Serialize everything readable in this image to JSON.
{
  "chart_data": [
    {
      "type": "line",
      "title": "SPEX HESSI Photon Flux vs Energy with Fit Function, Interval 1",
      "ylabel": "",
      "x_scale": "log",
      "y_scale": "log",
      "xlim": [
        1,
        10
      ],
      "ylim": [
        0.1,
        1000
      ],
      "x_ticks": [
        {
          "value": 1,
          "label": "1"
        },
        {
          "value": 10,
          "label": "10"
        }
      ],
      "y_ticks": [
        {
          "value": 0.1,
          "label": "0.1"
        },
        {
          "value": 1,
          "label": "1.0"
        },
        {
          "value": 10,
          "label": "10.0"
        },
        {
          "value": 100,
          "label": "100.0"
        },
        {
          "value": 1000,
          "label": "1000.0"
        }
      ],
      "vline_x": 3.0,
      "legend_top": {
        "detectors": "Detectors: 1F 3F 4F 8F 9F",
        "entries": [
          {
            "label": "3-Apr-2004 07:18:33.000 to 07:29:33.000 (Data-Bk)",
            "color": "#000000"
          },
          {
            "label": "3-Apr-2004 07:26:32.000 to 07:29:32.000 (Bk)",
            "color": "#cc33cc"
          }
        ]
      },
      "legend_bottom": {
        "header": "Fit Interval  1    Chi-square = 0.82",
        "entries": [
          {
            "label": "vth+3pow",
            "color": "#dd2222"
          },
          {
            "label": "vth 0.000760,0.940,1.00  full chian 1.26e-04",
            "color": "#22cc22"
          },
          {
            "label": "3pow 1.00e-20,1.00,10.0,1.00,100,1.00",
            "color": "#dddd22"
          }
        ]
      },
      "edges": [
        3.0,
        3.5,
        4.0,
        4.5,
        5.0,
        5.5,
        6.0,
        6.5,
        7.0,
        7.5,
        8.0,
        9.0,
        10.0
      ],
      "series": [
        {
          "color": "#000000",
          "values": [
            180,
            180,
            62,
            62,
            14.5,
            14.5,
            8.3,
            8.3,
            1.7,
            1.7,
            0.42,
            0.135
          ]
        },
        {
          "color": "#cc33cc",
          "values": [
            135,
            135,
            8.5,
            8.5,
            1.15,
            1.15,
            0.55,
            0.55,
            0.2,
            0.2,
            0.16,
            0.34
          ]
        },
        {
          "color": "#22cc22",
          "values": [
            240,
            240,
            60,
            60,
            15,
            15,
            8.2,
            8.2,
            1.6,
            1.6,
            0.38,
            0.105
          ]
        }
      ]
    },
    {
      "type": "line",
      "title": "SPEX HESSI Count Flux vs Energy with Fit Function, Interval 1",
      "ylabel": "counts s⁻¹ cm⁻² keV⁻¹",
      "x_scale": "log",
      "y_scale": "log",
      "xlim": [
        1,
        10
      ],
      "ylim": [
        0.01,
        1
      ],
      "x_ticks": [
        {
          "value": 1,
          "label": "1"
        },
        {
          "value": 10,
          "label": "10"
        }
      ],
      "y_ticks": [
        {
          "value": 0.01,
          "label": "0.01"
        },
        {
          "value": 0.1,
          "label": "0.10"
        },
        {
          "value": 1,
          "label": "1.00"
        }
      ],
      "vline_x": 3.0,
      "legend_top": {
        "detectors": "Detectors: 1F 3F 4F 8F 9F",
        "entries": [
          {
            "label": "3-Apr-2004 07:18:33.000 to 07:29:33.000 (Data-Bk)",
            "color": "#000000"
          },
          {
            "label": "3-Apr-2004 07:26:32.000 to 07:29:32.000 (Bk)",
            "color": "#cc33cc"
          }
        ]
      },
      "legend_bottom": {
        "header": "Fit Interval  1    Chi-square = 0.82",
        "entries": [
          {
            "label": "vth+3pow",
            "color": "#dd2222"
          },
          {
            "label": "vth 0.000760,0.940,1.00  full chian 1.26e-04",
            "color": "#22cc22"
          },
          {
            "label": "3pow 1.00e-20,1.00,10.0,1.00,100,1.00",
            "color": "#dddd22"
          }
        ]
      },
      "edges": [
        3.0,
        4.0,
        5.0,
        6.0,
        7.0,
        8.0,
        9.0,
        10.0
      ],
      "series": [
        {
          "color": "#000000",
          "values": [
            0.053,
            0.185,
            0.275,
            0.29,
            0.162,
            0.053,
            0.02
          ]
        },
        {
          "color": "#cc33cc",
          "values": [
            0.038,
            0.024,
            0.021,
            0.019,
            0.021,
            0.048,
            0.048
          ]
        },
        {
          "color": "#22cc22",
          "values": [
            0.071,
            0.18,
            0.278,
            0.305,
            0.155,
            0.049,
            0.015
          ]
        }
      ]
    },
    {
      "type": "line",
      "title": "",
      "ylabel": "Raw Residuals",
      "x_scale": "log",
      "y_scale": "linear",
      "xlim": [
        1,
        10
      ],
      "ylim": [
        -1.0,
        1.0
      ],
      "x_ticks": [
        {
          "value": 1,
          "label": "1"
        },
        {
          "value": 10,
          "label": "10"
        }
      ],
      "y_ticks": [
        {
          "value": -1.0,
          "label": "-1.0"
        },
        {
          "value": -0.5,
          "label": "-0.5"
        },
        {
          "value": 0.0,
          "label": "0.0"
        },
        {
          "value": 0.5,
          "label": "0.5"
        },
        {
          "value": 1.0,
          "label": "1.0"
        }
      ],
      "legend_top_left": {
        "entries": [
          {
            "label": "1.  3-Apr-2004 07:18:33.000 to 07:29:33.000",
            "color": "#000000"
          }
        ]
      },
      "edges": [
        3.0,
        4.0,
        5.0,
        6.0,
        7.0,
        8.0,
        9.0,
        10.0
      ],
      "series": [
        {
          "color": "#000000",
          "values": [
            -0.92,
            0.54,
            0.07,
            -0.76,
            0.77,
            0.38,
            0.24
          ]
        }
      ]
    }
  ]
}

********************

- Set exercise -
Scan the listing above for the word "Energy" and copy every line that holds it.

- Answer to this exercise -
      "title": "SPEX HESSI Photon Flux vs Energy with Fit Function, Interval 1",
      "title": "SPEX HESSI Count Flux vs Energy with Fit Function, Interval 1",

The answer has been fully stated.